## SOURCE MATERIAL
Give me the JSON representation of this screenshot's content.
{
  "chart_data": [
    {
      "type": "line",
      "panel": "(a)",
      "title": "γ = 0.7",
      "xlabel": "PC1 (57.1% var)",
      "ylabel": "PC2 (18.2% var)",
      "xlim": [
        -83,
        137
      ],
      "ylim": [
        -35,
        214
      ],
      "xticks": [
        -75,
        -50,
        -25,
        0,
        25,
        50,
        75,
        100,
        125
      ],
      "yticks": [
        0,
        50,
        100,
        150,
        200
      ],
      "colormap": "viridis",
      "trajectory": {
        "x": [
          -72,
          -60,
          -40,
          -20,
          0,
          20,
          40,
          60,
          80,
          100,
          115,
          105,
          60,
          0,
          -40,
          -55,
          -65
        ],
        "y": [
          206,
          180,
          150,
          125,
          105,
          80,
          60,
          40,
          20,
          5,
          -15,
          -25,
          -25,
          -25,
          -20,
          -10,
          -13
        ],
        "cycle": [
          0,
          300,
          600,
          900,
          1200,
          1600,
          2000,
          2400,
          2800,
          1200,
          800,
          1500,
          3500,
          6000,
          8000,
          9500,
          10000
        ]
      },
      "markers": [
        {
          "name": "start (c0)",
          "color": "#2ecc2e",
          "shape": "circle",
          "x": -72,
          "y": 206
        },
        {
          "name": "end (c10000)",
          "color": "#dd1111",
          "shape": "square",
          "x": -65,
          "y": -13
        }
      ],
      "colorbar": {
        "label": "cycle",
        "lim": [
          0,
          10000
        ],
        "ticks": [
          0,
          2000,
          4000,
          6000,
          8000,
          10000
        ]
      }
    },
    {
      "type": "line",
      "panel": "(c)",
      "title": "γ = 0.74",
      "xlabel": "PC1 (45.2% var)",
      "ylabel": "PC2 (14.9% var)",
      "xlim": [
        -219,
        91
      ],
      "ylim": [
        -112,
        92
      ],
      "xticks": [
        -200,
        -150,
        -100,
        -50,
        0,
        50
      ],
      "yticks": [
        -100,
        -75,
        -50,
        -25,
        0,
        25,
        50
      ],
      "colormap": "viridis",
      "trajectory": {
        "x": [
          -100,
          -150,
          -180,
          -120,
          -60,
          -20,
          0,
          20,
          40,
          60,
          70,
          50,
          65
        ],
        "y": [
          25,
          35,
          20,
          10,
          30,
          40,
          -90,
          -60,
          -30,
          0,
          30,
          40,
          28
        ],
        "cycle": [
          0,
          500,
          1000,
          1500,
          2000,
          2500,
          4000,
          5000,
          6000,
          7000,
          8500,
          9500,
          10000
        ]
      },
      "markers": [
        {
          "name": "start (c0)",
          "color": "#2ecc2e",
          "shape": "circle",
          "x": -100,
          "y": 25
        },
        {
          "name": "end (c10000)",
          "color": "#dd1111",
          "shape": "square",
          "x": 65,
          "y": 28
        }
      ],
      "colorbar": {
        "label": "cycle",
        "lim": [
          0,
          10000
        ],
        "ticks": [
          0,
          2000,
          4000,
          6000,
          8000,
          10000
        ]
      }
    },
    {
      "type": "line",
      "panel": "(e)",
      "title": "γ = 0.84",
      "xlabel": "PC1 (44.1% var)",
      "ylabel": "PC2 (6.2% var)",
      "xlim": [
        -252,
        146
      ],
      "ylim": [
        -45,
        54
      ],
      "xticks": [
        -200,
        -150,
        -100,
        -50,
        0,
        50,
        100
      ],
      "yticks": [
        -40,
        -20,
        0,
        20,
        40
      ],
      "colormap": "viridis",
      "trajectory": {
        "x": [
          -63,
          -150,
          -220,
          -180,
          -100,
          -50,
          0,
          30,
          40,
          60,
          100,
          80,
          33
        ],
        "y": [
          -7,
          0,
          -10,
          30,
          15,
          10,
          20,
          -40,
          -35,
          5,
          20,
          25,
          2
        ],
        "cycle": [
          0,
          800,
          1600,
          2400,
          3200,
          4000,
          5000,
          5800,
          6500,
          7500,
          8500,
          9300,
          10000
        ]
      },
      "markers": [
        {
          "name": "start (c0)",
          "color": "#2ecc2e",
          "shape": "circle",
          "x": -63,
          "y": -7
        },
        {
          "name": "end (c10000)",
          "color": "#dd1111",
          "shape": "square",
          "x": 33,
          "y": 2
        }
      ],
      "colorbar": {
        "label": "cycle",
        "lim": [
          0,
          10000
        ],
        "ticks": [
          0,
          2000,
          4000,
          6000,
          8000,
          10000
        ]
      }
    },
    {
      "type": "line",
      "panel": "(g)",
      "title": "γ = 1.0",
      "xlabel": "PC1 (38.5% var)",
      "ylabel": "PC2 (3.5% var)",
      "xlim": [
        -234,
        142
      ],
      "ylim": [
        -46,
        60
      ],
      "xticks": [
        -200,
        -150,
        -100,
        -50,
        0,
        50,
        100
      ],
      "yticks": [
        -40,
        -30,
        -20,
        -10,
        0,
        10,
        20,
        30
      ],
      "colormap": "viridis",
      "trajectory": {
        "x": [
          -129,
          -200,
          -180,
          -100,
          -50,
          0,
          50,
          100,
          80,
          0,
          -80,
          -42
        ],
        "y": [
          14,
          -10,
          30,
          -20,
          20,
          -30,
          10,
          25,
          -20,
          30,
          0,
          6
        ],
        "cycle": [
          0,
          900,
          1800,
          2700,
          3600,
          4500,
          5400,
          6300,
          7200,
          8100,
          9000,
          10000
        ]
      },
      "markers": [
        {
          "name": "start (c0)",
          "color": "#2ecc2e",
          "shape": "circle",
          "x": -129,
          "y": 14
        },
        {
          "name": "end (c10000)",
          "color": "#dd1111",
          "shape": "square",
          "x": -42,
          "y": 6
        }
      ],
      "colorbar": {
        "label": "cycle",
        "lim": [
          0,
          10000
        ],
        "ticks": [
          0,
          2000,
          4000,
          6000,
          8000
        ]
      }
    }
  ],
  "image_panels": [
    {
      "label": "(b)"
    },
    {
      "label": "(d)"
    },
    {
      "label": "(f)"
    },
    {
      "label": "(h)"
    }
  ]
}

## EXERCISE
Quote the material exactly, leaving nothing out.

## THE RESULT
Give me the JSON representation of this screenshot's content.
{
  "chart_data": [
    {
      "type": "line",
      "panel": "(a)",
      "title": "γ = 0.7",
      "xlabel": "PC1 (57.1% var)",
      "ylabel": "PC2 (18.2% var)",
      "xlim": [
        -83,
        137
      ],
      "ylim": [
        -35,
        214
      ],
      "xticks": [
        -75,
        -50,
        -25,
        0,
        25,
        50,
        75,
        100,
        125
      ],
      "yticks": [
        0,
        50,
        100,
        150,
        200
      ],
      "colormap": "viridis",
      "trajectory": {
        "x": [
          -72,
          -60,
          -40,
          -20,
          0,
          20,
          40,
          60,
          80,
          100,
          115,
          105,
          60,
          0,
          -40,
          -55,
          -65
        ],
        "y": [
          206,
          180,
          150,
          125,
          105,
          80,
          60,
          40,
          20,
          5,
          -15,
          -25,
          -25,
          -25,
          -20,
          -10,
          -13
        ],
        "cycle": [
          0,
          300,
          600,
          900,
          1200,
          1600,
          2000,
          2400,
          2800,
          1200,
          800,
          1500,
          3500,
          6000,
          8000,
          9500,
          10000
        ]
      },
      "markers": [
        {
          "name": "start (c0)",
          "color": "#2ecc2e",
          "shape": "circle",
          "x": -72,
          "y": 206
        },
        {
          "name": "end (c10000)",
          "color": "#dd1111",
          "shape": "square",
          "x": -65,
          "y": -13
        }
      ],
      "colorbar": {
        "label": "cycle",
        "lim": [
          0,
          10000
        ],
        "ticks": [
          0,
          2000,
          4000,
          6000,
          8000,
          10000
        ]
      }
    },
    {
      "type": "line",
      "panel": "(c)",
      "title": "γ = 0.74",
      "xlabel": "PC1 (45.2% var)",
      "ylabel": "PC2 (14.9% var)",
      "xlim": [
        -219,
        91
      ],
      "ylim": [
        -112,
        92
      ],
      "xticks": [
        -200,
        -150,
        -100,
        -50,
        0,
        50
      ],
      "yticks": [
        -100,
        -75,
        -50,
        -25,
        0,
        25,
        50
      ],
      "colormap": "viridis",
      "trajectory": {
        "x": [
          -100,
          -150,
          -180,
          -120,
          -60,
          -20,
          0,
          20,
          40,
          60,
          70,
          50,
          65
        ],
        "y": [
          25,
          35,
          20,
          10,
          30,
          40,
          -90,
          -60,
          -30,
          0,
          30,
          40,
          28
        ],
        "cycle": [
          0,
          500,
          1000,
          1500,
          2000,
          2500,
          4000,
          5000,
          6000,
          7000,
          8500,
          9500,
          10000
        ]
      },
      "markers": [
        {
          "name": "start (c0)",
          "color": "#2ecc2e",
          "shape": "circle",
          "x": -100,
          "y": 25
        },
        {
          "name": "end (c10000)",
          "color": "#dd1111",
          "shape": "square",
          "x": 65,
          "y": 28
        }
      ],
      "colorbar": {
        "label": "cycle",
        "lim": [
          0,
          10000
        ],
        "ticks": [
          0,
          2000,
          4000,
          6000,
          8000,
          10000
        ]
      }
    },
    {
      "type": "line",
      "panel": "(e)",
      "title": "γ = 0.84",
      "xlabel": "PC1 (44.1% var)",
      "ylabel": "PC2 (6.2% var)",
      "xlim": [
        -252,
        146
      ],
      "ylim": [
        -45,
        54
      ],
      "xticks": [
        -200,
        -150,
        -100,
        -50,
        0,
        50,
        100
      ],
      "yticks": [
        -40,
        -20,
        0,
        20,
        40
      ],
      "colormap": "viridis",
      "trajectory": {
        "x": [
          -63,
          -150,
          -220,
          -180,
          -100,
          -50,
          0,
          30,
          40,
          60,
          100,
          80,
          33
        ],
        "y": [
          -7,
          0,
          -10,
          30,
          15,
          10,
          20,
          -40,
          -35,
          5,
          20,
          25,
          2
        ],
        "cycle": [
          0,
          800,
          1600,
          2400,
          3200,
          4000,
          5000,
          5800,
          6500,
          7500,
          8500,
          9300,
          10000
        ]
      },
      "markers": [
        {
          "name": "start (c0)",
          "color": "#2ecc2e",
          "shape": "circle",
          "x": -63,
          "y": -7
        },
        {
          "name": "end (c10000)",
          "color": "#dd1111",
          "shape": "square",
          "x": 33,
          "y": 2
        }
      ],
      "colorbar": {
        "label": "cycle",
        "lim": [
          0,
          10000
        ],
        "ticks": [
          0,
          2000,
          4000,
          6000,
          8000,
          10000
        ]
      }
    },
    {
      "type": "line",
      "panel": "(g)",
      "title": "γ = 1.0",
      "xlabel": "PC1 (38.5% var)",
      "ylabel": "PC2 (3.5% var)",
      "xlim": [
        -234,
        142
      ],
      "ylim": [
        -46,
        60
      ],
      "xticks": [
        -200,
        -150,
        -100,
        -50,
        0,
        50,
        100
      ],
      "yticks": [
        -40,
        -30,
        -20,
        -10,
        0,
        10,
        20,
        30
      ],
      "colormap": "viridis",
      "trajectory": {
        "x": [
          -129,
          -200,
          -180,
          -100,
          -50,
          0,
          50,
          100,
          80,
          0,
          -80,
          -42
        ],
        "y": [
          14,
          -10,
          30,
          -20,
          20,
          -30,
          10,
          25,
          -20,
          30,
          0,
          6
        ],
        "cycle": [
          0,
          900,
          1800,
          2700,
          3600,
          4500,
          5400,
          6300,
          7200,
          8100,
          9000,
          10000
        ]
      },
      "markers": [
        {
          "name": "start (c0)",
          "color": "#2ecc2e",
          "shape": "circle",
          "x": -129,
          "y": 14
        },
        {
          "name": "end (c10000)",
          "color": "#dd1111",
          "shape": "square",
          "x": -42,
          "y": 6
        }
      ],
      "colorbar": {
        "label": "cycle",
        "lim": [
          0,
          10000
        ],
        "ticks": [
          0,
          2000,
          4000,
          6000,
          8000
        ]
      }
    }
  ],
  "image_panels": [
    {
      "label": "(b)"
    },
    {
      "label": "(d)"
    },
    {
      "label": "(f)"
    },
    {
      "label": "(h)"
    }
  ]
}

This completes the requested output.